===== Data provided

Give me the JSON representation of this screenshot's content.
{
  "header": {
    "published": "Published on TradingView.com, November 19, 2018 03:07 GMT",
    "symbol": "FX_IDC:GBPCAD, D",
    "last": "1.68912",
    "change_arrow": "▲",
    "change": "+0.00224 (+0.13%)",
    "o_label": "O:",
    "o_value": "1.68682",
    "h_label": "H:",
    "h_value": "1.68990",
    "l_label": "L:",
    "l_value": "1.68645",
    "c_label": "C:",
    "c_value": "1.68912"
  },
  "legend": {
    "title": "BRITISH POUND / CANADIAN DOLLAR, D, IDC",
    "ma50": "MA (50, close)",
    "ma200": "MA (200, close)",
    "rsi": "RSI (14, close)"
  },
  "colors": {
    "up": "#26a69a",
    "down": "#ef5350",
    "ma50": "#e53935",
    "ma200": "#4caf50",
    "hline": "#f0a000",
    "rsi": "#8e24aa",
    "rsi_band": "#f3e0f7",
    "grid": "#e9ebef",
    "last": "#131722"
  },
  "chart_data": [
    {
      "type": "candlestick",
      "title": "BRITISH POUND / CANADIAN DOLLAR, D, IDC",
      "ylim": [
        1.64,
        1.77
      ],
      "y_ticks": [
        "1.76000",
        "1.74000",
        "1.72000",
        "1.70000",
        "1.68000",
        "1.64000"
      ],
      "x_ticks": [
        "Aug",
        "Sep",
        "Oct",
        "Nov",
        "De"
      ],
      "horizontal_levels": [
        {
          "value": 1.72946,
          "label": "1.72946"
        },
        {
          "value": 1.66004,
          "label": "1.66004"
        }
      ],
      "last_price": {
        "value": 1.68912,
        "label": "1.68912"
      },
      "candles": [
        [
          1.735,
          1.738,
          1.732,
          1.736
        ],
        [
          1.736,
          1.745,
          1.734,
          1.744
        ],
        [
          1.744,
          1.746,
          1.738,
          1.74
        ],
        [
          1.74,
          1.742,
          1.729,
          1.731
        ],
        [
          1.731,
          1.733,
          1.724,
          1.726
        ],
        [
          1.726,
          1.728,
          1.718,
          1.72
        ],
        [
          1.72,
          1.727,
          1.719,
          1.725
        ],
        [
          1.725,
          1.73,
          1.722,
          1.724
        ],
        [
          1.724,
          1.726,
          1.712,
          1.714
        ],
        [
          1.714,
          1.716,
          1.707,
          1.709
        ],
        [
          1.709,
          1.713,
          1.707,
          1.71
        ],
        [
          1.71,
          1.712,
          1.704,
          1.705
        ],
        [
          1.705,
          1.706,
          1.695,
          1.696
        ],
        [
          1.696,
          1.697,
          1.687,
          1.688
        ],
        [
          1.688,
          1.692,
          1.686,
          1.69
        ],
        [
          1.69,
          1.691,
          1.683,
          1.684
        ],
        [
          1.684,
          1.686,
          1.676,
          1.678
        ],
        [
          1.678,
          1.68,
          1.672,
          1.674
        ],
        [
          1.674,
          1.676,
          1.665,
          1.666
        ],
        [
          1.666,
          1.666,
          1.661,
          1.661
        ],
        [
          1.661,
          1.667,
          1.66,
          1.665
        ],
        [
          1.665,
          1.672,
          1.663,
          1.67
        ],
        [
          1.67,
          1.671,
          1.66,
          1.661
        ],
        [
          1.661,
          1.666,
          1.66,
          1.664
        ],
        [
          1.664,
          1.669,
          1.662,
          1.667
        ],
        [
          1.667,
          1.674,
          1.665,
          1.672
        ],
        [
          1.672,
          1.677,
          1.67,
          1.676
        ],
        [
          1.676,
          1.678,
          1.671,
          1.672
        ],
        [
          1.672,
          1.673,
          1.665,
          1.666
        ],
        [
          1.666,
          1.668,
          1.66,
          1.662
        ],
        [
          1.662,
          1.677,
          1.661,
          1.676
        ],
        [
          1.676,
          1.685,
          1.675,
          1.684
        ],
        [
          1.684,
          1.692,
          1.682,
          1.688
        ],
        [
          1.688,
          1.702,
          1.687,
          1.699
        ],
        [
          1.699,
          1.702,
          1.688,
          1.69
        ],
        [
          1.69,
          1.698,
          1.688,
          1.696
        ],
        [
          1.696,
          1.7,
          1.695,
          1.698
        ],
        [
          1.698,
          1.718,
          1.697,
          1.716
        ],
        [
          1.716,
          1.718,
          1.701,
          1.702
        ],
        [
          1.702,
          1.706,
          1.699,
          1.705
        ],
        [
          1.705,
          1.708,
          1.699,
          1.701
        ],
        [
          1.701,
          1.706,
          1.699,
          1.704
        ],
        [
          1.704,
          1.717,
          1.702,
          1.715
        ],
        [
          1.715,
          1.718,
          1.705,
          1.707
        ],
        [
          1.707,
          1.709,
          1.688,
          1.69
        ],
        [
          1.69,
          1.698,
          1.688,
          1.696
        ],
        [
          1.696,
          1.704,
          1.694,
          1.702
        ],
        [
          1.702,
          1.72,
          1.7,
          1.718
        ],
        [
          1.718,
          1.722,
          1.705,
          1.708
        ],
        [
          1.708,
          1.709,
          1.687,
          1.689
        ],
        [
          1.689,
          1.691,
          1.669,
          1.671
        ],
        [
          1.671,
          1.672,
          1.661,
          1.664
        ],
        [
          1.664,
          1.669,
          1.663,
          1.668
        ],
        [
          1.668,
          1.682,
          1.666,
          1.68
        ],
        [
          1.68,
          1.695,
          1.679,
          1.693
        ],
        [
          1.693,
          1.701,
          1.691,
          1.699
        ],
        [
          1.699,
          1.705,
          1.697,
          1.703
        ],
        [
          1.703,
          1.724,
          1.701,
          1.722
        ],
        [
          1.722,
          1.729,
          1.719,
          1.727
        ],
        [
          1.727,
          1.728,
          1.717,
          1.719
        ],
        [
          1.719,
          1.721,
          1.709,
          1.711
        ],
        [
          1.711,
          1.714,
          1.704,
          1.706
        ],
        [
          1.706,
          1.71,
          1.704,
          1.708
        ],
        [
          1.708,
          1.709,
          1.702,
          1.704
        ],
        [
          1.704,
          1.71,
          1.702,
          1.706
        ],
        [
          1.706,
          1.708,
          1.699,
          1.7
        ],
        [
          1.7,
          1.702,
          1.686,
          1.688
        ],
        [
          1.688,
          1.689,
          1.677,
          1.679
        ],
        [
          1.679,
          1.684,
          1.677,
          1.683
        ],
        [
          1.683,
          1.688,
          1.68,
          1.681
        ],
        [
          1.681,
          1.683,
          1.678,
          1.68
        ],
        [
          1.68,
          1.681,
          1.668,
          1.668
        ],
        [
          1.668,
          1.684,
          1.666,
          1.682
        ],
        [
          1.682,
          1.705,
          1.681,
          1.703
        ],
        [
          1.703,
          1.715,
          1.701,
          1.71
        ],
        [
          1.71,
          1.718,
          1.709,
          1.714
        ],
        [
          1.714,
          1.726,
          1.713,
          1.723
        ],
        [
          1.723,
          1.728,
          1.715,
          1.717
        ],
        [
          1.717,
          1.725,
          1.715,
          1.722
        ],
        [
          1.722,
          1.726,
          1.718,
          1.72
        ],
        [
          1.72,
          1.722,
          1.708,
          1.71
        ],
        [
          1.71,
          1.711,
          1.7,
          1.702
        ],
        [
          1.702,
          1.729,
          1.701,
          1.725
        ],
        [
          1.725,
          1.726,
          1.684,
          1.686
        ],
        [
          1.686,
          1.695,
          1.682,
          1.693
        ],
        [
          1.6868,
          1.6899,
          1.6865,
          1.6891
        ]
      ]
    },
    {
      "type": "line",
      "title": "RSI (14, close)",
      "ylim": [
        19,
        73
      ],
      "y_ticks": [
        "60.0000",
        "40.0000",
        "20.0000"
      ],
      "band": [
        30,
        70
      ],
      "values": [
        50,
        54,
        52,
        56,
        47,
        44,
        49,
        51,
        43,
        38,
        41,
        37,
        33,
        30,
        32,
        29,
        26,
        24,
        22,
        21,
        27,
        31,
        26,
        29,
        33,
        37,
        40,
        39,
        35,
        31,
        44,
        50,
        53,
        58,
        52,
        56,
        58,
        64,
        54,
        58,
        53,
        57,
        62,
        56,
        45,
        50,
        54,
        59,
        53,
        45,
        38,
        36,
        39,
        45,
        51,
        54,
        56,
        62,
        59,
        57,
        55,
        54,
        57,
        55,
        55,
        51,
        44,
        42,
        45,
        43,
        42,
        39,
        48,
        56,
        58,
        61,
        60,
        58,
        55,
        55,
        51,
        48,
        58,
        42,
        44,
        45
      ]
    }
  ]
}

==========

Your objective: Provide only the number of lines in the records containing the string "close".

Output of the exercise: 4